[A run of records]
■ ■ ■ ■ ■ ■ ■

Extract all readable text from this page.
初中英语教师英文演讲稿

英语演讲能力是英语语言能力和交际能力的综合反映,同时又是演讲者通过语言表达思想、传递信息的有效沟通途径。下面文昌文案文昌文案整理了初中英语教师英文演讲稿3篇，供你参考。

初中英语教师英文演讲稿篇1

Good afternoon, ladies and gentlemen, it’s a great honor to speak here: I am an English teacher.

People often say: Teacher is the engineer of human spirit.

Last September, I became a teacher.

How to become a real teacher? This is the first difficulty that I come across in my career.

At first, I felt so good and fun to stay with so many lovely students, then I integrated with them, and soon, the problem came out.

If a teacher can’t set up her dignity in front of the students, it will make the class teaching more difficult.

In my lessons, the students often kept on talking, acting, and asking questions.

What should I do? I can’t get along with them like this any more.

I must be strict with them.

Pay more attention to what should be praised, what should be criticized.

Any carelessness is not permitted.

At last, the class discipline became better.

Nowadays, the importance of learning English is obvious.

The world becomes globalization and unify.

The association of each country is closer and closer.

■ ■ ■ ■ ■ ■ ■

# DIRECTIONS FOR THIS TASK
From the listing, tally every line with the word "should" in it and give only the tally.

# ANSWER TO THE PROBLEM
2